- _Data listing_
:::::
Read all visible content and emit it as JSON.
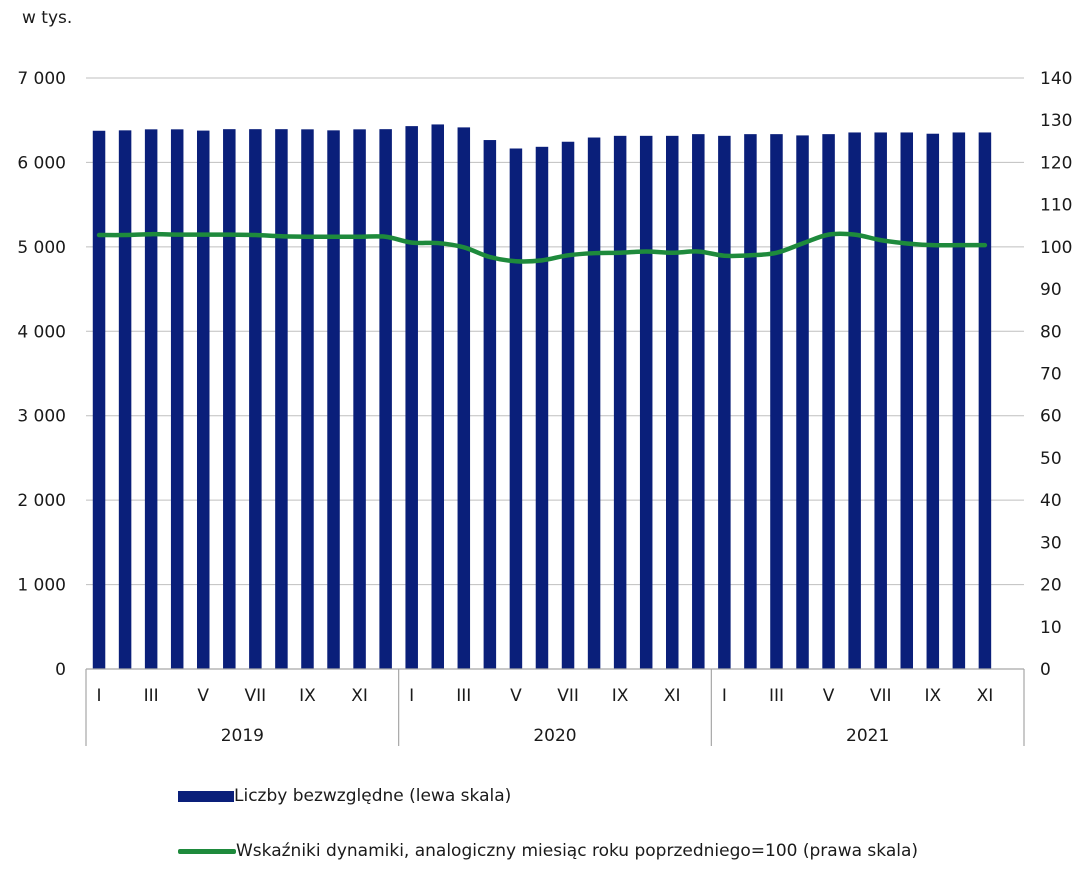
{
  "colors": {
    "bars": "#0a1f7a",
    "line": "#1e8a3c",
    "grid": "#bfbfbf",
    "axis": "#a6a6a6"
  },
  "chart_data": {
    "type": "bar",
    "unit_label": "w tys.",
    "left_axis": {
      "min": 0,
      "max": 7000,
      "ticks": [
        "0",
        "1 000",
        "2 000",
        "3 000",
        "4 000",
        "5 000",
        "6 000",
        "7 000"
      ]
    },
    "right_axis": {
      "min": 0,
      "max": 140,
      "ticks": [
        "0",
        "10",
        "20",
        "30",
        "40",
        "50",
        "60",
        "70",
        "80",
        "90",
        "100",
        "110",
        "120",
        "130",
        "140"
      ]
    },
    "month_labels": [
      "I",
      "III",
      "V",
      "VII",
      "IX",
      "XI"
    ],
    "years": [
      "2019",
      "2020",
      "2021"
    ],
    "grid": true,
    "legend_position": "bottom",
    "series": [
      {
        "name": "Liczby bezwzględne (lewa skala)",
        "type": "bar",
        "axis": "left",
        "values": [
          6375,
          6380,
          6392,
          6392,
          6377,
          6394,
          6394,
          6394,
          6392,
          6380,
          6392,
          6394,
          6430,
          6450,
          6415,
          6265,
          6165,
          6185,
          6245,
          6295,
          6315,
          6315,
          6315,
          6335,
          6315,
          6335,
          6335,
          6320,
          6335,
          6355,
          6355,
          6355,
          6340,
          6355,
          6355
        ]
      },
      {
        "name": "Wskaźniki dynamiki, analogiczny miesiąc roku poprzedniego=100 (prawa skala)",
        "type": "line",
        "axis": "right",
        "values": [
          102.8,
          102.8,
          103.0,
          102.9,
          102.9,
          102.9,
          102.8,
          102.5,
          102.4,
          102.4,
          102.4,
          102.4,
          101.0,
          100.9,
          99.9,
          97.6,
          96.6,
          96.8,
          98.0,
          98.5,
          98.6,
          98.9,
          98.6,
          98.9,
          97.9,
          98.0,
          98.6,
          100.8,
          102.9,
          102.9,
          101.6,
          100.8,
          100.4,
          100.4,
          100.4
        ]
      }
    ]
  }
}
:::::
- _What the exercise asks_
Copy the entries above faithfully and omit every image.

- _Complete answer_
Read all visible content and emit it as JSON.
{
  "colors": {
    "bars": "#0a1f7a",
    "line": "#1e8a3c",
    "grid": "#bfbfbf",
    "axis": "#a6a6a6"
  },
  "chart_data": {
    "type": "bar",
    "unit_label": "w tys.",
    "left_axis": {
      "min": 0,
      "max": 7000,
      "ticks": [
        "0",
        "1 000",
        "2 000",
        "3 000",
        "4 000",
        "5 000",
        "6 000",
        "7 000"
      ]
    },
    "right_axis": {
      "min": 0,
      "max": 140,
      "ticks": [
        "0",
        "10",
        "20",
        "30",
        "40",
        "50",
        "60",
        "70",
        "80",
        "90",
        "100",
        "110",
        "120",
        "130",
        "140"
      ]
    },
    "month_labels": [
      "I",
      "III",
      "V",
      "VII",
      "IX",
      "XI"
    ],
    "years": [
      "2019",
      "2020",
      "2021"
    ],
    "grid": true,
    "legend_position": "bottom",
    "series": [
      {
        "name": "Liczby bezwzględne (lewa skala)",
        "type": "bar",
        "axis": "left",
        "values": [
          6375,
          6380,
          6392,
          6392,
          6377,
          6394,
          6394,
          6394,
          6392,
          6380,
          6392,
          6394,
          6430,
          6450,
          6415,
          6265,
          6165,
          6185,
          6245,
          6295,
          6315,
          6315,
          6315,
          6335,
          6315,
          6335,
          6335,
          6320,
          6335,
          6355,
          6355,
          6355,
          6340,
          6355,
          6355
        ]
      },
      {
        "name": "Wskaźniki dynamiki, analogiczny miesiąc roku poprzedniego=100 (prawa skala)",
        "type": "line",
        "axis": "right",
        "values": [
          102.8,
          102.8,
          103.0,
          102.9,
          102.9,
          102.9,
          102.8,
          102.5,
          102.4,
          102.4,
          102.4,
          102.4,
          101.0,
          100.9,
          99.9,
          97.6,
          96.6,
          96.8,
          98.0,
          98.5,
          98.6,
          98.9,
          98.6,
          98.9,
          97.9,
          98.0,
          98.6,
          100.8,
          102.9,
          102.9,
          101.6,
          100.8,
          100.4,
          100.4,
          100.4
        ]
      }
    ]
  }
}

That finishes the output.